━━━━━ Given information

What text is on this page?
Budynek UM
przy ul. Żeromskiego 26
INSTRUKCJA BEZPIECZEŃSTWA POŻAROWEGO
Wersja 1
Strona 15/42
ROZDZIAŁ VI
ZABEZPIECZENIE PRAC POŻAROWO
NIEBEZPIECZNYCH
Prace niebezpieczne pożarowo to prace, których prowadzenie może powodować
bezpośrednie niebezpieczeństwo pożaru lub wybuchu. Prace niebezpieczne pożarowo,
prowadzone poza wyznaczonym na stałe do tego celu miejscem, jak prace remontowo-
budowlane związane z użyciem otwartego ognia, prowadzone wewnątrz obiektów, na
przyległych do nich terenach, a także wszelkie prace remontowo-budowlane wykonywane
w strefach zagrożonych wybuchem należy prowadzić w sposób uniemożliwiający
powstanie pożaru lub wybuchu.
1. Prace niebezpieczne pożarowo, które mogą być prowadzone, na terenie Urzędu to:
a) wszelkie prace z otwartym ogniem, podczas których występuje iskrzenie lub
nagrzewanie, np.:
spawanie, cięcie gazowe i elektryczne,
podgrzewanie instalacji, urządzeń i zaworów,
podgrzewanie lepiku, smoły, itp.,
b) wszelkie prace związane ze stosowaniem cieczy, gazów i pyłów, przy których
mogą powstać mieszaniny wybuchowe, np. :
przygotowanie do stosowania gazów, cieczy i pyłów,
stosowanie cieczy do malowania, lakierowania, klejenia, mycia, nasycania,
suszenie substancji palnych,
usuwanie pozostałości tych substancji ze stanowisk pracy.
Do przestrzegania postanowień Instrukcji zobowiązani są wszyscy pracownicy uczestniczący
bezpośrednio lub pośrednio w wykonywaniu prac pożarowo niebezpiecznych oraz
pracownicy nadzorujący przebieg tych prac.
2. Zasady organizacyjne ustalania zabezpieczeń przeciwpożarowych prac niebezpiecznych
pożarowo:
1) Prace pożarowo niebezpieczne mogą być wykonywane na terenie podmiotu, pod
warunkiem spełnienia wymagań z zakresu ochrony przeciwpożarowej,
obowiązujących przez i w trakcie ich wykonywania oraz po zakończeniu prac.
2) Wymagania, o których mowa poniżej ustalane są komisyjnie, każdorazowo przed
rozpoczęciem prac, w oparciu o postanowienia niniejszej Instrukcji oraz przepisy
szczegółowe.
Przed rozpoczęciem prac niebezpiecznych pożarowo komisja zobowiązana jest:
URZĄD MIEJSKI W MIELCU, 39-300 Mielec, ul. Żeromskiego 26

━━━━━━━━━━

● **To do**: From the records, copy every line that has the string "budowlane" in it.

● **Result**:
budowlane związane z użyciem otwartego ognia, prowadzone wewnątrz obiektów, na
przyległych do nich terenach, a także wszelkie prace remontowo-budowlane wykonywane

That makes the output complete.